[start Listed records]
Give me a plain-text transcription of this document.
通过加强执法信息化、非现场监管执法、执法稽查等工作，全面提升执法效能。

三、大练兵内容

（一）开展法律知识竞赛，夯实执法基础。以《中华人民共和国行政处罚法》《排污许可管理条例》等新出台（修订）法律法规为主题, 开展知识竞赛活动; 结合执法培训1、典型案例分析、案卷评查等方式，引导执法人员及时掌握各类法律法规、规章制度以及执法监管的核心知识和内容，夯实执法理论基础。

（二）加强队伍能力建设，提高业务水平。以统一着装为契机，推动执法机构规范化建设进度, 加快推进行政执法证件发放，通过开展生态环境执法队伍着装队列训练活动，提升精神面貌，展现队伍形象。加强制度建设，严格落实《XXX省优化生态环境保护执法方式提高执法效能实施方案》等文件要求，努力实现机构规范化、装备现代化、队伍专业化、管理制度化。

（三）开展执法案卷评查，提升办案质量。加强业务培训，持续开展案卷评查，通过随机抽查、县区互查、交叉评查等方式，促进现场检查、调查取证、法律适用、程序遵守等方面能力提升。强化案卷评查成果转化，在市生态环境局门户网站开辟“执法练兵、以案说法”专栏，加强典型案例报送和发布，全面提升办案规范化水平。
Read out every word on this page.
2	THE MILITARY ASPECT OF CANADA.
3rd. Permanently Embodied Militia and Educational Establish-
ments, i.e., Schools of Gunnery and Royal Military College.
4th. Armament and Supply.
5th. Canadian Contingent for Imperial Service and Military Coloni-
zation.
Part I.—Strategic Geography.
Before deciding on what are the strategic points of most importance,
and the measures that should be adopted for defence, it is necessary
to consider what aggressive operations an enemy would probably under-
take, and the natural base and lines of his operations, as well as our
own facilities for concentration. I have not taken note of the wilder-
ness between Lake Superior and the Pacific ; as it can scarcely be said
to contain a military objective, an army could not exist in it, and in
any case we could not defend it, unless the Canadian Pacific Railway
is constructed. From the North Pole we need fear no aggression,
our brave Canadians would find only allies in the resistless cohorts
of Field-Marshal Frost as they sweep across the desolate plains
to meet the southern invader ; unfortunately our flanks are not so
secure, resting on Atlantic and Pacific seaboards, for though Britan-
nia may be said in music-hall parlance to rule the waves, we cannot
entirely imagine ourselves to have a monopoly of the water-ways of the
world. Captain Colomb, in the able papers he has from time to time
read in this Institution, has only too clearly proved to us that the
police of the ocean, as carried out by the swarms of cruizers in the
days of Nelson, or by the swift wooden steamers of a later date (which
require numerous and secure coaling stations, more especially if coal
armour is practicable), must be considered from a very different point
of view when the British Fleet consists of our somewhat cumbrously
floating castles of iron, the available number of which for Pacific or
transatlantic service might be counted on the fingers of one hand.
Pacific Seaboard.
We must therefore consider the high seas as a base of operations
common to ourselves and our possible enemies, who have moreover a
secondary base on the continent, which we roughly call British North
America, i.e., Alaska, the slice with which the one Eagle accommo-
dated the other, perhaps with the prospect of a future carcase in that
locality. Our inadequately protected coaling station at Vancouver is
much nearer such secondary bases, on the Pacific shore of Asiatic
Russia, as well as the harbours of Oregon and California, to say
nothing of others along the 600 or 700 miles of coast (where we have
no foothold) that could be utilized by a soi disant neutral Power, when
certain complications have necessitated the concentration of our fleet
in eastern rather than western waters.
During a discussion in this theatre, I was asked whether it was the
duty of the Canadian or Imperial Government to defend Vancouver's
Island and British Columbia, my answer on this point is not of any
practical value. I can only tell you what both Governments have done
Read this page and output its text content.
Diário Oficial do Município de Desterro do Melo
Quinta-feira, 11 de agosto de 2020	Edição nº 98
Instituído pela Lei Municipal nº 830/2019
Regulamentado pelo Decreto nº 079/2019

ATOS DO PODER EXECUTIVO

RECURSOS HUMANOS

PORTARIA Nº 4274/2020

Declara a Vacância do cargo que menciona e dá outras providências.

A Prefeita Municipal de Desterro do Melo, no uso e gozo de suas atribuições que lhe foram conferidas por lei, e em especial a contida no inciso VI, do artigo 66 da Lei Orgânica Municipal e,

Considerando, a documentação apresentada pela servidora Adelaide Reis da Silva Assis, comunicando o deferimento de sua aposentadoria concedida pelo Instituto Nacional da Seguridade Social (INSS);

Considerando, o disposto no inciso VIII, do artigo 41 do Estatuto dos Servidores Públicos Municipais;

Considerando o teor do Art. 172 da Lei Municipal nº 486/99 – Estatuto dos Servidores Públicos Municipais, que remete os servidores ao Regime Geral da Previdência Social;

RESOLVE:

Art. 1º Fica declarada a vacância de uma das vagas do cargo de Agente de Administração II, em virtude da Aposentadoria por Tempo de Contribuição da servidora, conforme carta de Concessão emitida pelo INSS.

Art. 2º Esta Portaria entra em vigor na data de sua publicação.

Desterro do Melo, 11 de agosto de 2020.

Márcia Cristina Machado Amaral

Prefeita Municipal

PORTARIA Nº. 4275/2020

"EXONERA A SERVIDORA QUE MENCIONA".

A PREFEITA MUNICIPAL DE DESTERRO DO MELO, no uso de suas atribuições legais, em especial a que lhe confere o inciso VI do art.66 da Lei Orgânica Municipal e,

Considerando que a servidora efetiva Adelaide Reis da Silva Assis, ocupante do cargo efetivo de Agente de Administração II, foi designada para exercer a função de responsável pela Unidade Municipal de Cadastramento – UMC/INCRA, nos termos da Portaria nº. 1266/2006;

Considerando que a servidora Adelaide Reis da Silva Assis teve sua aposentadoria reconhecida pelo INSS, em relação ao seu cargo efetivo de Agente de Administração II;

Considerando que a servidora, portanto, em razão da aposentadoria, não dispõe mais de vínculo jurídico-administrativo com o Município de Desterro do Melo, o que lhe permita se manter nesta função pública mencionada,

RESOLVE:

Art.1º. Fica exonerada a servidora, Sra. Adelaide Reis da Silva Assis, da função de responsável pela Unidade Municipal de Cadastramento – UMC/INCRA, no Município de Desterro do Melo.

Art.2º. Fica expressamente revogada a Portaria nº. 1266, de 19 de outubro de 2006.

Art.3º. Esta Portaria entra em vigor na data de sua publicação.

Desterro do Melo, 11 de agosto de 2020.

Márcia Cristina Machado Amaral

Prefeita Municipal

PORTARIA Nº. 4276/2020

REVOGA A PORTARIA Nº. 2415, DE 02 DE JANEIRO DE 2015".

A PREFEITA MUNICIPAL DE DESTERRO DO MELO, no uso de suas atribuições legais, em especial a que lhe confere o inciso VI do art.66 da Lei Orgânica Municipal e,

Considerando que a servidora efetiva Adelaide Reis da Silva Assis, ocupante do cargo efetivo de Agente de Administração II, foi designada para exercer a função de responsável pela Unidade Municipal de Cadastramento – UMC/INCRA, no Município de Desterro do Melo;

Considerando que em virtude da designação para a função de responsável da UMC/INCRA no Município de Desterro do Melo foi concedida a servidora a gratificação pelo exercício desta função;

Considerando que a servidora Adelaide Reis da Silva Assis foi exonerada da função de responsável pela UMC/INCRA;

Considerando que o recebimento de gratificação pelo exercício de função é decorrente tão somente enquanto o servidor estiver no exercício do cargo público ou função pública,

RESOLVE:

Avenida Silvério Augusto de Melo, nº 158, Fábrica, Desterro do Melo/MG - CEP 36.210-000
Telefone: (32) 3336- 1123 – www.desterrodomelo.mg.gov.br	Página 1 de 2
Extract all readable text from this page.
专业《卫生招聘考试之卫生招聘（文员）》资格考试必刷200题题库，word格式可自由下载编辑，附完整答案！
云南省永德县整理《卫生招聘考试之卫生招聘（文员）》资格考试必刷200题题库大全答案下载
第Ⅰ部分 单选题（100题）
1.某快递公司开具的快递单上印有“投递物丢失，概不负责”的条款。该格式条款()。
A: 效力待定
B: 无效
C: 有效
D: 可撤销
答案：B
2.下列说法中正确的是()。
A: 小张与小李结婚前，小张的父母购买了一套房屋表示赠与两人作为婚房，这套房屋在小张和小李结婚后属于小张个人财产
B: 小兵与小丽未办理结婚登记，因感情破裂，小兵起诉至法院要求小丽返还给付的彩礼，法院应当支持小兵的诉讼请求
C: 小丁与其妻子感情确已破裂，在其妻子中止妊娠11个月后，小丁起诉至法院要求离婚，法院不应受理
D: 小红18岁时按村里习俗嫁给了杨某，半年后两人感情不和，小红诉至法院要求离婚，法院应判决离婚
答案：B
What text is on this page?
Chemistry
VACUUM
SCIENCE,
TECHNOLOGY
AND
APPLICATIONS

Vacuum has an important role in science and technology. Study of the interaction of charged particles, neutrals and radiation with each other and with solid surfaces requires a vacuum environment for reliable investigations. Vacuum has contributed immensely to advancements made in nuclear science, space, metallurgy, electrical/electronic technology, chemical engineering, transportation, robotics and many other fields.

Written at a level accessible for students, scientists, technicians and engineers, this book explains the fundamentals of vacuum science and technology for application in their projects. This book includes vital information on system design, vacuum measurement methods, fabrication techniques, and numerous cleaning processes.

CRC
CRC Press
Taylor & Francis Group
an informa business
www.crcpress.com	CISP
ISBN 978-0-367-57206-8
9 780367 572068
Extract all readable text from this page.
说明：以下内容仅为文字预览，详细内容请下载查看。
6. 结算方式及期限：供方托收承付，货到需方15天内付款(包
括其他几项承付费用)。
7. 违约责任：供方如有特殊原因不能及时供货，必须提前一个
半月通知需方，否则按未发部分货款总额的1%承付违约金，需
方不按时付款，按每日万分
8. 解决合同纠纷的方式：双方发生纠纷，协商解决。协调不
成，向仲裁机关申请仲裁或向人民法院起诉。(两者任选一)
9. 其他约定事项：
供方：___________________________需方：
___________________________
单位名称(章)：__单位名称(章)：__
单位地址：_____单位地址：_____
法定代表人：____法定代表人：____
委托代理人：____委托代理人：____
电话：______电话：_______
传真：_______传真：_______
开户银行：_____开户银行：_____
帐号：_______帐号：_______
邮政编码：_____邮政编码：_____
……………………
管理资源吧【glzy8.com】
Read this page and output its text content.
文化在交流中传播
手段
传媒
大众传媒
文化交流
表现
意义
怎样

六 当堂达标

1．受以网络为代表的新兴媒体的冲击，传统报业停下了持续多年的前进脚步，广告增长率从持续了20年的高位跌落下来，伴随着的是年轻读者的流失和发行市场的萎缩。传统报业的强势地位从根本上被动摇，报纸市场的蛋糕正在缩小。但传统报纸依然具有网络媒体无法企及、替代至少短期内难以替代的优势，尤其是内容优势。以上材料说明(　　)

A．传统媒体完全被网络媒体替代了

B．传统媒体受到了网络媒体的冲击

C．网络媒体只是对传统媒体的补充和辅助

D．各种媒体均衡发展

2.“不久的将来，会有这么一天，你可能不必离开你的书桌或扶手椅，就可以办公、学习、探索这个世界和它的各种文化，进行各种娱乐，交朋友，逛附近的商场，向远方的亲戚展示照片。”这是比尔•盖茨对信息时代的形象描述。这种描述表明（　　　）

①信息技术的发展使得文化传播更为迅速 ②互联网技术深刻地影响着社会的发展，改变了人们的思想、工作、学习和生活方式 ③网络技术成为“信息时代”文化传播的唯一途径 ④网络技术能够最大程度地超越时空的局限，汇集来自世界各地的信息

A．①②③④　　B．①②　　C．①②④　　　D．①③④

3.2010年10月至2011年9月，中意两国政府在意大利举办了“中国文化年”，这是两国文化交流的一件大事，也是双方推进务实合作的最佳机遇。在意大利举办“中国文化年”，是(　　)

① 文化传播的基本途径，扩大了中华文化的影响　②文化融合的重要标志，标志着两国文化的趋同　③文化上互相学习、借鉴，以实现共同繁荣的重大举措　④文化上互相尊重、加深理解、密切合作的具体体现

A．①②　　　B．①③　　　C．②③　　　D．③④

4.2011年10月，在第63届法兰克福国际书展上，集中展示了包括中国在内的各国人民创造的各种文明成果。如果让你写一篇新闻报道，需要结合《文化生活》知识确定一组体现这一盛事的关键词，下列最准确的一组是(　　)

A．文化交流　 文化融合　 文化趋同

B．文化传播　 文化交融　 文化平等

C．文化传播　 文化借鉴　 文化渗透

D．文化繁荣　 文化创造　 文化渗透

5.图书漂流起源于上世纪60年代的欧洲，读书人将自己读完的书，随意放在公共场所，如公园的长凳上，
[end Listed records]
Exercise objective
Identify and copy the lines holding the word "efetivo".

Reply to the exercise
Considerando que a servidora efetiva Adelaide Reis da Silva Assis, ocupante do cargo efetivo de Agente de Administração II, foi designada para exercer a função de responsável pela Unidade Municipal de Cadastramento – UMC/INCRA, nos termos da Portaria nº. 1266/2006;
Considerando que a servidora Adelaide Reis da Silva Assis teve sua aposentadoria reconhecida pelo INSS, em relação ao seu cargo efetivo de Agente de Administração II;
Considerando que a servidora efetiva Adelaide Reis da Silva Assis, ocupante do cargo efetivo de Agente de Administração II, foi designada para exercer a função de responsável pela Unidade Municipal de Cadastramento – UMC/INCRA, no Município de Desterro do Melo;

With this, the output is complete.